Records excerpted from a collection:

┄┄┄┄┄┄

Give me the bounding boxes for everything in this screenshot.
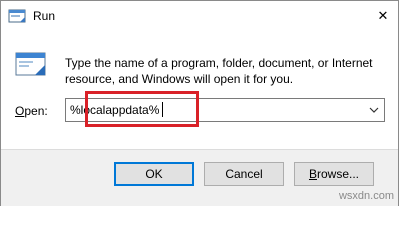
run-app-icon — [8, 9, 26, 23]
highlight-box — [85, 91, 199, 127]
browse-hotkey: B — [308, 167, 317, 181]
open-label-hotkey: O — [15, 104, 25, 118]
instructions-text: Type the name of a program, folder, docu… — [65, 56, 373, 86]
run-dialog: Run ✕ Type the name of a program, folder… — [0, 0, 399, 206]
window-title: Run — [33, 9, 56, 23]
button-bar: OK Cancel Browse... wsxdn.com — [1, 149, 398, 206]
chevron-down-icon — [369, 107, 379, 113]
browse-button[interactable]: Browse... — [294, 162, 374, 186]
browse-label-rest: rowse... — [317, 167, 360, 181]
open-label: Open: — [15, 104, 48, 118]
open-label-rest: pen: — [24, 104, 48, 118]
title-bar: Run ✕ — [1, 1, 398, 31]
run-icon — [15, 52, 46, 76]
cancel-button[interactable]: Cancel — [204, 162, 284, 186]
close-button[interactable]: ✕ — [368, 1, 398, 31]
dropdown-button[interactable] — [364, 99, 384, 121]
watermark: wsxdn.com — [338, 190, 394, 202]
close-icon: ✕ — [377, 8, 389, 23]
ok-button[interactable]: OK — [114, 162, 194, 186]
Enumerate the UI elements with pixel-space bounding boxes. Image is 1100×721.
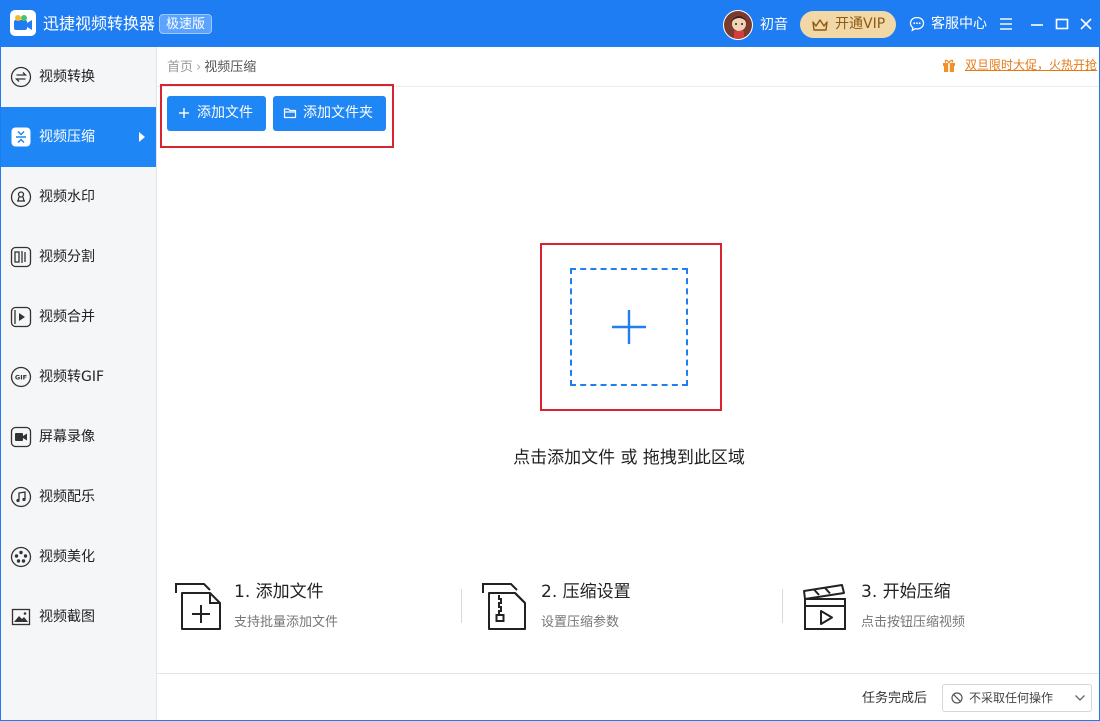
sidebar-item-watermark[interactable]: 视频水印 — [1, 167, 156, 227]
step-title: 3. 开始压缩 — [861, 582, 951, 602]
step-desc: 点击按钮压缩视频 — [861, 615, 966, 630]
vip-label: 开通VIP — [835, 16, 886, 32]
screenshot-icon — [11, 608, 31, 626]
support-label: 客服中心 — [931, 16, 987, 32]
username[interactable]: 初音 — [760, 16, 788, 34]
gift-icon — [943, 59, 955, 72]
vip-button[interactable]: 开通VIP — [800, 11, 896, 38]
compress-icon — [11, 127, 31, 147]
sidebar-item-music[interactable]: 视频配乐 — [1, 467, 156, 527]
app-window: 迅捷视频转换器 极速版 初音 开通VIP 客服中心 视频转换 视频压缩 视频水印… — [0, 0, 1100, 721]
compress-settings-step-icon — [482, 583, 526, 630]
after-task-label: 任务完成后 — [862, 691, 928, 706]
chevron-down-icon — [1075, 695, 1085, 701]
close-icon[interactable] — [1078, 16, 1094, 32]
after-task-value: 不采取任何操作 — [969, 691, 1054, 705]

┄┄┄┄┄┄

Reproduce every line of the records above word for word, omitting the pictures.

Correct answer:
Give me the bounding boxes for everything in this screenshot.
run-app-icon — [8, 9, 26, 23]
highlight-box — [85, 91, 199, 127]
browse-hotkey: B — [308, 167, 317, 181]
open-label-hotkey: O — [15, 104, 25, 118]
instructions-text: Type the name of a program, folder, docu… — [65, 56, 373, 86]
run-dialog: Run ✕ Type the name of a program, folder… — [0, 0, 399, 206]
window-title: Run — [33, 9, 56, 23]
button-bar: OK Cancel Browse... wsxdn.com — [1, 149, 398, 206]
chevron-down-icon — [369, 107, 379, 113]
browse-button[interactable]: Browse... — [294, 162, 374, 186]
browse-label-rest: rowse... — [317, 167, 360, 181]
open-label: Open: — [15, 104, 48, 118]
open-label-rest: pen: — [24, 104, 48, 118]
title-bar: Run ✕ — [1, 1, 398, 31]
run-icon — [15, 52, 46, 76]
cancel-button[interactable]: Cancel — [204, 162, 284, 186]
close-button[interactable]: ✕ — [368, 1, 398, 31]
dropdown-button[interactable] — [364, 99, 384, 121]
watermark: wsxdn.com — [338, 190, 394, 202]
close-icon: ✕ — [377, 8, 389, 23]
ok-button[interactable]: OK — [114, 162, 194, 186]
Enumerate the UI elements with pixel-space bounding boxes. Image is 1100×721.
sidebar-item-watermark[interactable]: 视频水印 — [1, 167, 156, 227]
step-title: 3. 开始压缩 — [861, 582, 951, 602]
step-desc: 点击按钮压缩视频 — [861, 615, 966, 630]
vip-label: 开通VIP — [835, 16, 886, 32]
screenshot-icon — [11, 608, 31, 626]
support-label: 客服中心 — [931, 16, 987, 32]
username[interactable]: 初音 — [760, 16, 788, 34]
gift-icon — [943, 59, 955, 72]
vip-button[interactable]: 开通VIP — [800, 11, 896, 38]
compress-icon — [11, 127, 31, 147]
sidebar-item-music[interactable]: 视频配乐 — [1, 467, 156, 527]
app-window: 迅捷视频转换器 极速版 初音 开通VIP 客服中心 视频转换 视频压缩 视频水印… — [0, 0, 1100, 721]
compress-settings-step-icon — [482, 583, 526, 630]
after-task-label: 任务完成后 — [862, 691, 928, 706]
chevron-down-icon — [1075, 695, 1085, 701]
close-icon[interactable] — [1078, 16, 1094, 32]
after-task-value: 不采取任何操作 — [969, 691, 1054, 705]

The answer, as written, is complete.